[Records for the exercise start]
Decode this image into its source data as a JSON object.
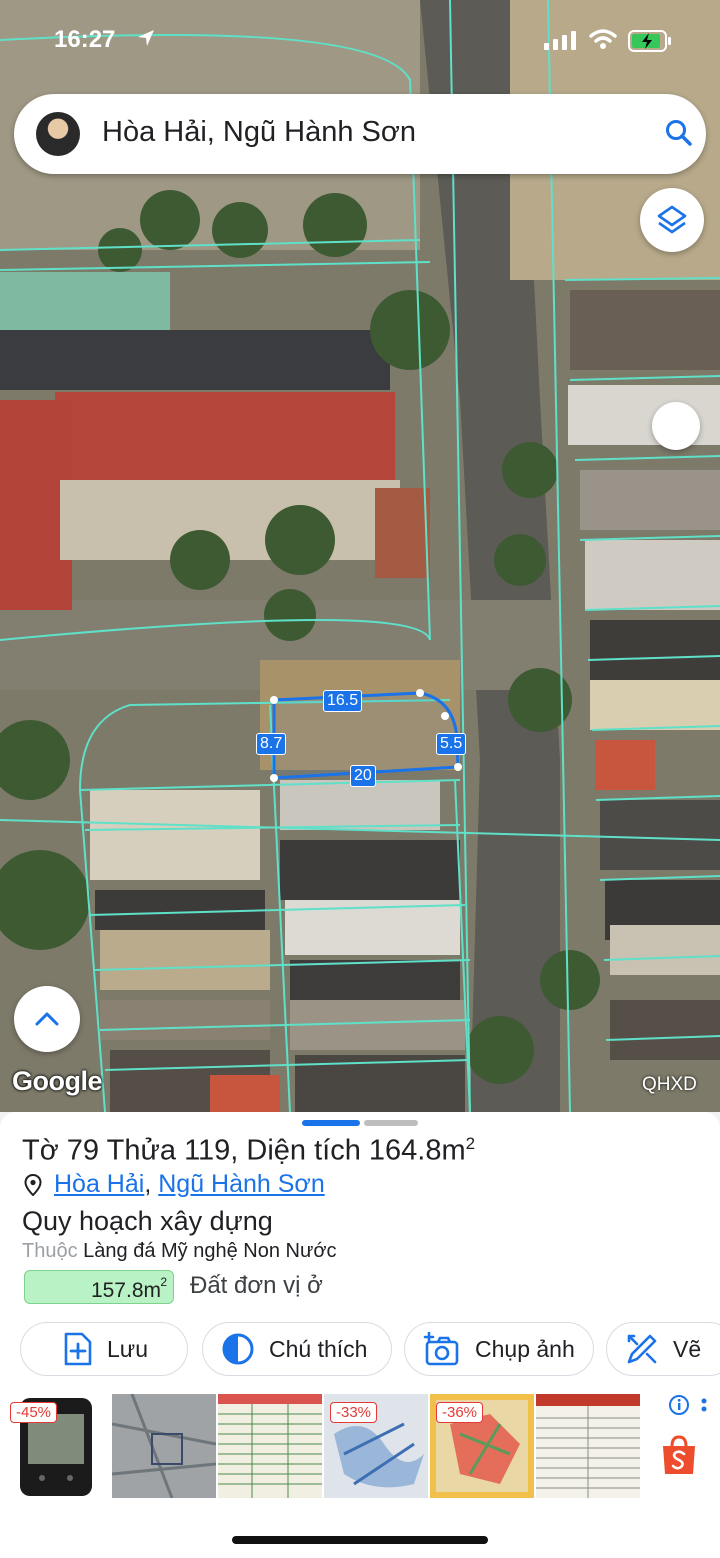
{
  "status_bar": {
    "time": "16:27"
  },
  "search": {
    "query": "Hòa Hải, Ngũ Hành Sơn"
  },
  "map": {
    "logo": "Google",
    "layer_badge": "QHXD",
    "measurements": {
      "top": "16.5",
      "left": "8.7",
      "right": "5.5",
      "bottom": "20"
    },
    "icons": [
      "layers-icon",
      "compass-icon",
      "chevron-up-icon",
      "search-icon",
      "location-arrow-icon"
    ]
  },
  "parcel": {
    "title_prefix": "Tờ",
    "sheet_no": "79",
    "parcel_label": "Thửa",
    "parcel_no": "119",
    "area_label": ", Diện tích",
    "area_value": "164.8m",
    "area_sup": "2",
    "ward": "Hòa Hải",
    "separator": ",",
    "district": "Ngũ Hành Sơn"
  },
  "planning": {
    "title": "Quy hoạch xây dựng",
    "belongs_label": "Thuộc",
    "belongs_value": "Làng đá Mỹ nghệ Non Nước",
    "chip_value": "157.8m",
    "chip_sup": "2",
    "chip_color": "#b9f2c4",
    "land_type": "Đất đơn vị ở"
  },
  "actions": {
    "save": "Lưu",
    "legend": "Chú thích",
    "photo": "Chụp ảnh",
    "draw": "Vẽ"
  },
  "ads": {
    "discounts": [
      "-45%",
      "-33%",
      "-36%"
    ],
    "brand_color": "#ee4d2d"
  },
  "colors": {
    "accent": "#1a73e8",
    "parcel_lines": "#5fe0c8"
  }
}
[Records for the exercise end]
[Records for the exercise start]
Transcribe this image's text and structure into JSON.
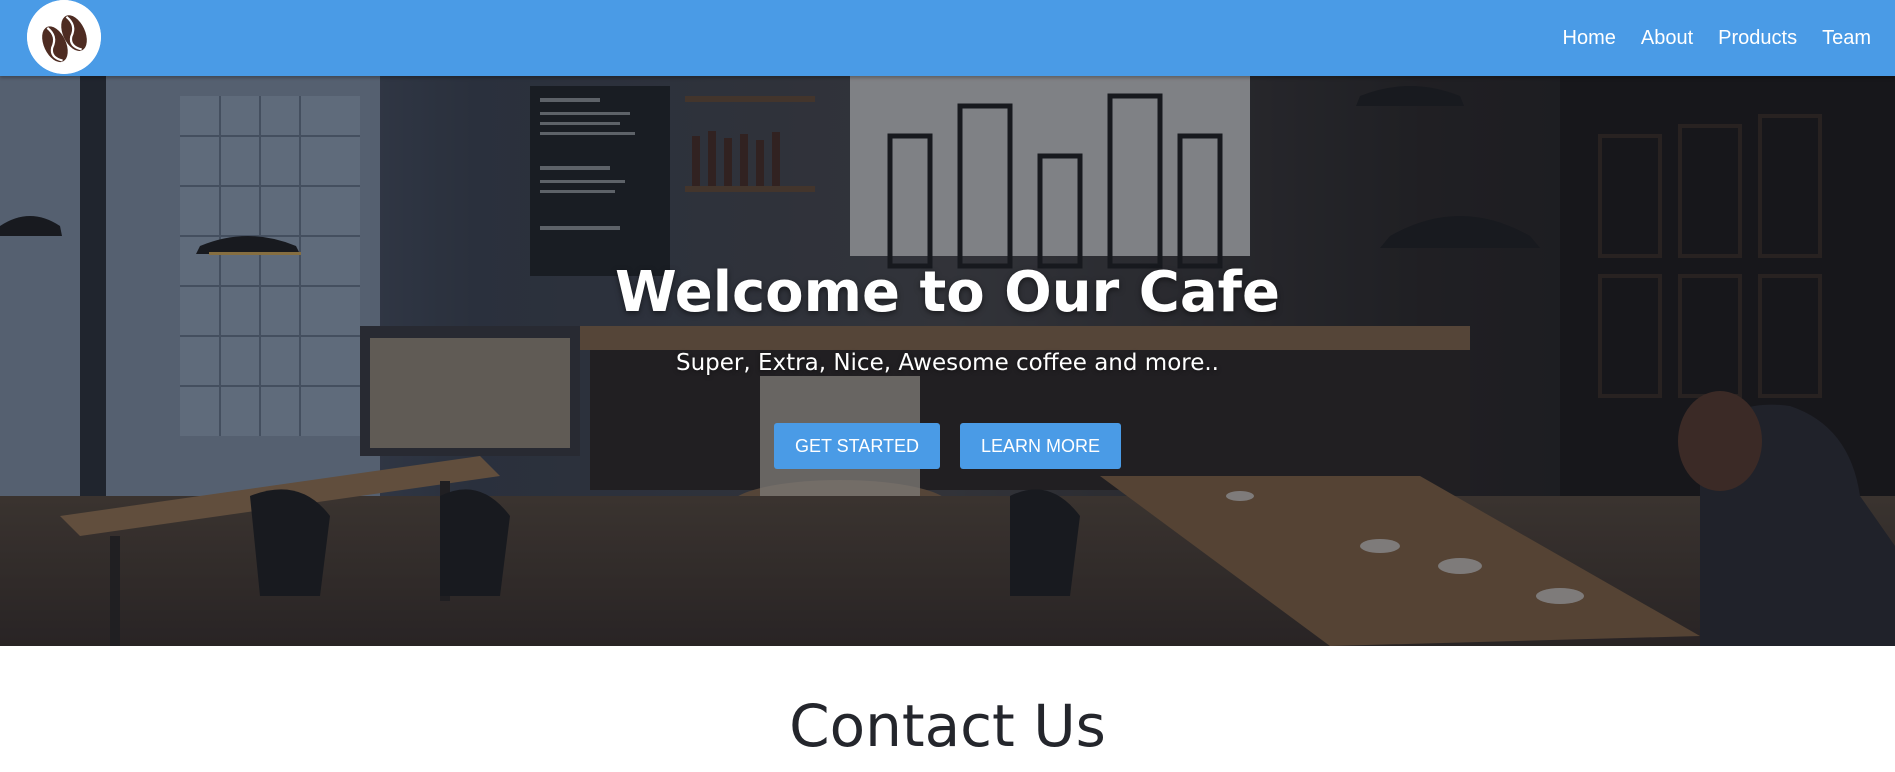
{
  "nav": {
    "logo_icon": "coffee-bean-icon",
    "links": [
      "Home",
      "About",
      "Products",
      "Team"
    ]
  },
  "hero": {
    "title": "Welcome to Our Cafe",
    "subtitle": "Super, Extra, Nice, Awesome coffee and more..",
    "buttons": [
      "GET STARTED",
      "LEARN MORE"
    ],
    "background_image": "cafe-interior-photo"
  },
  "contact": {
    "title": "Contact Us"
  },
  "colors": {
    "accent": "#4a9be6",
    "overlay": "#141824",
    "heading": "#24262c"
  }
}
[Records for the exercise end]
Which lines above contain "JSON"? Show each of them.

* Correct response:
Decode this image into its source data as a JSON object.
Transcribe this image's text and structure into JSON.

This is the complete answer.